- **Exercise inputs**
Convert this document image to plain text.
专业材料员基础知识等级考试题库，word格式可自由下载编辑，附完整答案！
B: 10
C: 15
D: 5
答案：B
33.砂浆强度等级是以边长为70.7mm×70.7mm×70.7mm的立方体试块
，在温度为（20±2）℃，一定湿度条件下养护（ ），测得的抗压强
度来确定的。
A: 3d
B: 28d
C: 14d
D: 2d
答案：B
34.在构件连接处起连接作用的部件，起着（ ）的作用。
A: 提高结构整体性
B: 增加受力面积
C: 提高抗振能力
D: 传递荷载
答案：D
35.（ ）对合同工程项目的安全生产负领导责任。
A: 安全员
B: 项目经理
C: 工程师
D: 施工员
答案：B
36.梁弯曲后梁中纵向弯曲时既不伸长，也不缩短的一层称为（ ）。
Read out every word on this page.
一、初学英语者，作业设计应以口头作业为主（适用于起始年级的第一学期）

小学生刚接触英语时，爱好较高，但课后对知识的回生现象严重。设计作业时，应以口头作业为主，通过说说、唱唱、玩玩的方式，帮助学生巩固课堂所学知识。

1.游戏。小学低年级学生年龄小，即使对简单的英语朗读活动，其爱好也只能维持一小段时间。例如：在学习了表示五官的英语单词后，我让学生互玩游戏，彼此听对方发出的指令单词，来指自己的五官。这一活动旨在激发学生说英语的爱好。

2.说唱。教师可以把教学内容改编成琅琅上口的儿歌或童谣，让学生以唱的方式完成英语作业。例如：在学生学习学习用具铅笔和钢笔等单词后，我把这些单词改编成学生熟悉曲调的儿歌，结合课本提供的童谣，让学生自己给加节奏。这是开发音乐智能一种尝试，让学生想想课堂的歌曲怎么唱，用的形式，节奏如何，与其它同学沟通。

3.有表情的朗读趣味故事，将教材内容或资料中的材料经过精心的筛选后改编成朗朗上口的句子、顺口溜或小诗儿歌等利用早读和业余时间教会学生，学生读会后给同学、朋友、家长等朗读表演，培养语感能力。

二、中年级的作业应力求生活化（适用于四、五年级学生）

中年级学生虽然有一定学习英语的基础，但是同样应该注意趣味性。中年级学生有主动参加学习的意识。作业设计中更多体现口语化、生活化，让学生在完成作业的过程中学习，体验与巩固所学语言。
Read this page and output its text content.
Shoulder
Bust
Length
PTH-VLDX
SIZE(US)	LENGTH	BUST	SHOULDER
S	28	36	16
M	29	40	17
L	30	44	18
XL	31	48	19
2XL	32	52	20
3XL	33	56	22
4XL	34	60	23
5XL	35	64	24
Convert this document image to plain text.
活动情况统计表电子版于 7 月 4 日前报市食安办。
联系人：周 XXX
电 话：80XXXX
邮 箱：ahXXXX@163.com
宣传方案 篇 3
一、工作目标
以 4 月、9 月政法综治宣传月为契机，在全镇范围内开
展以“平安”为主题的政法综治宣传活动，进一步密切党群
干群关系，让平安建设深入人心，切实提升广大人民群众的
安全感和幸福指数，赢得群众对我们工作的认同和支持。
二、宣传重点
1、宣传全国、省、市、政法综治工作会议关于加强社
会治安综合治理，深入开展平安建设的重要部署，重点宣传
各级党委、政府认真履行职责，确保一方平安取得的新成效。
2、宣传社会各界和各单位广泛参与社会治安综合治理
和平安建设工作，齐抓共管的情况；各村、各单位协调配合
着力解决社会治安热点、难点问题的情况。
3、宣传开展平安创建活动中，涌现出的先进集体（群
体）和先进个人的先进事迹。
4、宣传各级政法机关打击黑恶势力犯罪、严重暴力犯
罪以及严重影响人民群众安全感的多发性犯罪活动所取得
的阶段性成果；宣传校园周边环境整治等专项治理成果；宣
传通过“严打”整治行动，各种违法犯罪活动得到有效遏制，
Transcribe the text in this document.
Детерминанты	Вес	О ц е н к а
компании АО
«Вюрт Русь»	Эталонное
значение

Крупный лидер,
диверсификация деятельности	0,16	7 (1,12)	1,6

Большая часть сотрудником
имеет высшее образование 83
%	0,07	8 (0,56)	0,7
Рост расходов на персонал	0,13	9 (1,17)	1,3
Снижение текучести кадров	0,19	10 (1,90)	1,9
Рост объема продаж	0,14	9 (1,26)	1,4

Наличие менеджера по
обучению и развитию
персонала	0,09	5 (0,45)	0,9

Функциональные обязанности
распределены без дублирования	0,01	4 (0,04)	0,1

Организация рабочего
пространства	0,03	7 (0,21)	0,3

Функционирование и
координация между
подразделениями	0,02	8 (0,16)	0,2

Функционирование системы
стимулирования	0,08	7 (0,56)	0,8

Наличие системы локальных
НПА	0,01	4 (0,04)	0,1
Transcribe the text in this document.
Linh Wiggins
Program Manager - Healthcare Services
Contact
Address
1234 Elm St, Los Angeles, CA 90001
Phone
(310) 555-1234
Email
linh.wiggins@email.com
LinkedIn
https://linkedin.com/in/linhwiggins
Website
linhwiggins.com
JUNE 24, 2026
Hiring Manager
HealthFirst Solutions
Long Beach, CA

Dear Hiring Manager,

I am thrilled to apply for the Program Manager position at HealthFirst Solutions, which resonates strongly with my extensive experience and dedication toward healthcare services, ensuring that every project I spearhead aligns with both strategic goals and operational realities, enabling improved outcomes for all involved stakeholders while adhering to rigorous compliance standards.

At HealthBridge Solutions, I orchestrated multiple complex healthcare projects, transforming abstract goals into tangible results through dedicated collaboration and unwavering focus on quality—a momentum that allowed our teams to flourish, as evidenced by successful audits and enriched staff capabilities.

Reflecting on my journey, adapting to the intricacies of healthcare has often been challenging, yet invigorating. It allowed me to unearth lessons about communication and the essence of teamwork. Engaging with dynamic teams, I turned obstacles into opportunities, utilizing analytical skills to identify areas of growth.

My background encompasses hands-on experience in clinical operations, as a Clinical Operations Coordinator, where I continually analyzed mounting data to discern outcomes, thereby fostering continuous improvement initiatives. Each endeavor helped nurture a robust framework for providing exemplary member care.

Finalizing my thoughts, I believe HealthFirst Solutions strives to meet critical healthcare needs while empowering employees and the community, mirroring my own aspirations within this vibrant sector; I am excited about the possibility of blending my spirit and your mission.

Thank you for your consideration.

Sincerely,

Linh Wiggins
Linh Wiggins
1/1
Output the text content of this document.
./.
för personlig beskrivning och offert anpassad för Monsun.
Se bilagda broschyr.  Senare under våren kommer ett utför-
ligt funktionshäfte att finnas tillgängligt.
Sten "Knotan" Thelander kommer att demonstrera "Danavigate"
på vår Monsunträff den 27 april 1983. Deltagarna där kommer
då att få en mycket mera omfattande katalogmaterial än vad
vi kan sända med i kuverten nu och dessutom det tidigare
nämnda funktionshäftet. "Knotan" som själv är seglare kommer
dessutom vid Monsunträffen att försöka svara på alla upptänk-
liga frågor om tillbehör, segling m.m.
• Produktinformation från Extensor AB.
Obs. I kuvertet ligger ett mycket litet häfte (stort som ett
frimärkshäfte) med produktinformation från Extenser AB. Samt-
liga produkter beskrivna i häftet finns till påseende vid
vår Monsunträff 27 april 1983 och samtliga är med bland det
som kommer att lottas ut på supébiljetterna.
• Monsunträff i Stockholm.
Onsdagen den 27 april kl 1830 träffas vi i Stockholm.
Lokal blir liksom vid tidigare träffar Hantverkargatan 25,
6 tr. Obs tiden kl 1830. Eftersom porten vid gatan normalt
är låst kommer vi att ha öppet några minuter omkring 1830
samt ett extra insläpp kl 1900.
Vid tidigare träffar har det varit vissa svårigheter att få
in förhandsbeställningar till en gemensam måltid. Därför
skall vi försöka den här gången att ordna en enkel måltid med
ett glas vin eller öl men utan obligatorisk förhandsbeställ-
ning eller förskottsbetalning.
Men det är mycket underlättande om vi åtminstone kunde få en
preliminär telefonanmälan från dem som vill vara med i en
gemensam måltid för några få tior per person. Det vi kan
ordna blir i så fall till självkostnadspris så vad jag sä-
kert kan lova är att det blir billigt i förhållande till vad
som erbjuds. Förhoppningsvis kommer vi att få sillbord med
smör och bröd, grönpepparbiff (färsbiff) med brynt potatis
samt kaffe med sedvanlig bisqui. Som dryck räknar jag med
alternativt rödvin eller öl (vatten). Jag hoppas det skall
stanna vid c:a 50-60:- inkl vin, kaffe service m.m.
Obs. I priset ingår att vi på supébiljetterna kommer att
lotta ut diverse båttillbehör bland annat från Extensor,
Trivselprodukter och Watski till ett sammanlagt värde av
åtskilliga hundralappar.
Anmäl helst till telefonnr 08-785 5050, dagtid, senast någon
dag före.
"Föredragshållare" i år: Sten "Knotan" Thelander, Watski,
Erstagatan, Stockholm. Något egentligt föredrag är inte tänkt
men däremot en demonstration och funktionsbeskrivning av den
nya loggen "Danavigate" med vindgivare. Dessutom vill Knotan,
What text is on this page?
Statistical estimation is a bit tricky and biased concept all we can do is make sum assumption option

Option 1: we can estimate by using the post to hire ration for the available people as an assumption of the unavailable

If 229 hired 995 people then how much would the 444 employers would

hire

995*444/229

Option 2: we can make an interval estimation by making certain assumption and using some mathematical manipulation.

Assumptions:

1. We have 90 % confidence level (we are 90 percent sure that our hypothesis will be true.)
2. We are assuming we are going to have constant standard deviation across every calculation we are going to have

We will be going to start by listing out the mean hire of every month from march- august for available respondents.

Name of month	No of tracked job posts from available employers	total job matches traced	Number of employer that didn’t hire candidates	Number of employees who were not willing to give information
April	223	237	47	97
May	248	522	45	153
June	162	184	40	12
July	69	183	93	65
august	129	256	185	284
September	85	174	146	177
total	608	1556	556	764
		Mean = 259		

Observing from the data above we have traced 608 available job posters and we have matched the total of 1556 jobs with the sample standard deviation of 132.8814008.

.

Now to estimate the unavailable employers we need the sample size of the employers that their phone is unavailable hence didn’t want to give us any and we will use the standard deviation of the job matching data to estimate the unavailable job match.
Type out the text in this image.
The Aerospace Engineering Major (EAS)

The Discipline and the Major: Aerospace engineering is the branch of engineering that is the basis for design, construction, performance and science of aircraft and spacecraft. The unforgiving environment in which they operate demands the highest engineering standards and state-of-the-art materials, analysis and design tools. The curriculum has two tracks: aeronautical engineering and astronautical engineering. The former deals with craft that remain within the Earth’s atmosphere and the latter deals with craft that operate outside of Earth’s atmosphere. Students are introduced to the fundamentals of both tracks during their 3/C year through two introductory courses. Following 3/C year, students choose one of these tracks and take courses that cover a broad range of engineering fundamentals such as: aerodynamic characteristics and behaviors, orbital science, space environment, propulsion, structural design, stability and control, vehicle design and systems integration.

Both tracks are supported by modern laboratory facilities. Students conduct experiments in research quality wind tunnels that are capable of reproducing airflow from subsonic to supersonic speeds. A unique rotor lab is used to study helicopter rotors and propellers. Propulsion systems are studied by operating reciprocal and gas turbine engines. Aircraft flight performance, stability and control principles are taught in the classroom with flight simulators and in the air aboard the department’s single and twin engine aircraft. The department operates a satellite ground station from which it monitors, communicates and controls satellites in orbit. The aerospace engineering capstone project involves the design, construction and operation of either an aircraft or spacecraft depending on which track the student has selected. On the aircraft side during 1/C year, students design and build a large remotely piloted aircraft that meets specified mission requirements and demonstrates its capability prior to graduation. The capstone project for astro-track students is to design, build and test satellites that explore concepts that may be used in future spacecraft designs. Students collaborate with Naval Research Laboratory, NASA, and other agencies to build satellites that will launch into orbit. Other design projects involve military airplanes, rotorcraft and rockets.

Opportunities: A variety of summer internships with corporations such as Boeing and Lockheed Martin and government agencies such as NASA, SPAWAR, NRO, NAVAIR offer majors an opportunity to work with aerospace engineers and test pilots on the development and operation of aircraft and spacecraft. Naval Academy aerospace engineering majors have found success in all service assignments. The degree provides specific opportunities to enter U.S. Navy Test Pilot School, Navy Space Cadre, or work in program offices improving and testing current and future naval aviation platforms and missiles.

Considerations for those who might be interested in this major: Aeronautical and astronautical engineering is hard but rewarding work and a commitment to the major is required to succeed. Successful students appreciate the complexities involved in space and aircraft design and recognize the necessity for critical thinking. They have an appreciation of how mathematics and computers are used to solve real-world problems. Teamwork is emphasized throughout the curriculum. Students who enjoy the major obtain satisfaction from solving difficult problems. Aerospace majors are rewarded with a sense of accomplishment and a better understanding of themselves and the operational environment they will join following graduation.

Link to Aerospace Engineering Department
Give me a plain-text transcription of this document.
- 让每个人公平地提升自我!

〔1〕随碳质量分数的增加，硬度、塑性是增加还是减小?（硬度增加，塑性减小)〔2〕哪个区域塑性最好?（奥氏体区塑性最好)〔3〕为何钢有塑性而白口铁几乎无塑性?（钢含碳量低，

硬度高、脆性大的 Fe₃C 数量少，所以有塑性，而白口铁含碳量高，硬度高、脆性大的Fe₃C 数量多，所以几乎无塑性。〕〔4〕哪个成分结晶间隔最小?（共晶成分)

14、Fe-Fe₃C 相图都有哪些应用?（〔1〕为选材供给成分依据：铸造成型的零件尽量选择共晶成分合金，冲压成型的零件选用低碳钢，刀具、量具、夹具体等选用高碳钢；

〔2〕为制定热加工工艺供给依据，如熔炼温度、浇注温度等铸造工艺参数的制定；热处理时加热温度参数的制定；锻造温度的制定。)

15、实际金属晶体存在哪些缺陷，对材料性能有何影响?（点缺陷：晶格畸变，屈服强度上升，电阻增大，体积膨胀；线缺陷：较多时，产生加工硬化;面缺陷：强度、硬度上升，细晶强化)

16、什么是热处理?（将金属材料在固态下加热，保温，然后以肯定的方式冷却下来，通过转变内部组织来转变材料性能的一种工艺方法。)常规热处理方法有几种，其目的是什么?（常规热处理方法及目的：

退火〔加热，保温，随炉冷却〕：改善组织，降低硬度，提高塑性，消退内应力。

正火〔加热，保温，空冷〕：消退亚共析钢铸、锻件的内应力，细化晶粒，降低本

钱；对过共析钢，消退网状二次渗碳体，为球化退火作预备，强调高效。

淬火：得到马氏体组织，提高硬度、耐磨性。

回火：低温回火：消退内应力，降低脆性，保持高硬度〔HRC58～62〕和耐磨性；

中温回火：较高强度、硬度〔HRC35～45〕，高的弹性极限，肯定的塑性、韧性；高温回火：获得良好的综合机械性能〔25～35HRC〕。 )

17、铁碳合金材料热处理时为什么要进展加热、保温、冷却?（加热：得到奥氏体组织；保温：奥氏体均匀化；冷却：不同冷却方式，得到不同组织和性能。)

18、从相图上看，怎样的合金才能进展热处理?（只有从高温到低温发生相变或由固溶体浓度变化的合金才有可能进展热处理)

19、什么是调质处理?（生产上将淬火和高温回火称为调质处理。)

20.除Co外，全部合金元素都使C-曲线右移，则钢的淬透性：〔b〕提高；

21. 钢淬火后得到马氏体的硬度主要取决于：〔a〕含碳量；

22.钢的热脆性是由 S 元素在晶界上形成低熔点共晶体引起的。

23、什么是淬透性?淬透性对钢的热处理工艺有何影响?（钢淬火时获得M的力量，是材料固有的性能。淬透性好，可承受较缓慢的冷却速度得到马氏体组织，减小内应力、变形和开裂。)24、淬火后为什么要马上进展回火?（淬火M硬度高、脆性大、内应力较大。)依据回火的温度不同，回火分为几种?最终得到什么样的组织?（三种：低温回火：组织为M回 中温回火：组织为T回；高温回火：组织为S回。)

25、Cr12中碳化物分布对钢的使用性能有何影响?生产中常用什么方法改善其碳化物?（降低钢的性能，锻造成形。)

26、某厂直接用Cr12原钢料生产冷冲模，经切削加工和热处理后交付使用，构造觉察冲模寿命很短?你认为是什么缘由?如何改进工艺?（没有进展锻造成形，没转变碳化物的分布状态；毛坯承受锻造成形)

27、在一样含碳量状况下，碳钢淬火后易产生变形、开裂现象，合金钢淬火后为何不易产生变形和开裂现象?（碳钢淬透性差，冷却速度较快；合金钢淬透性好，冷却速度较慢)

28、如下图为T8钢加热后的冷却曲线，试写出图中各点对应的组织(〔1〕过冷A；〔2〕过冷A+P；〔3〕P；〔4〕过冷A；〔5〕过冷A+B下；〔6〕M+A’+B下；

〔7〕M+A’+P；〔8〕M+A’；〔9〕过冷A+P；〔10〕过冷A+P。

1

- **Problem description**
Of the lines in the listing above, how many hold the string "Hiring"? Reply with the number only.

- **Exercise response**
2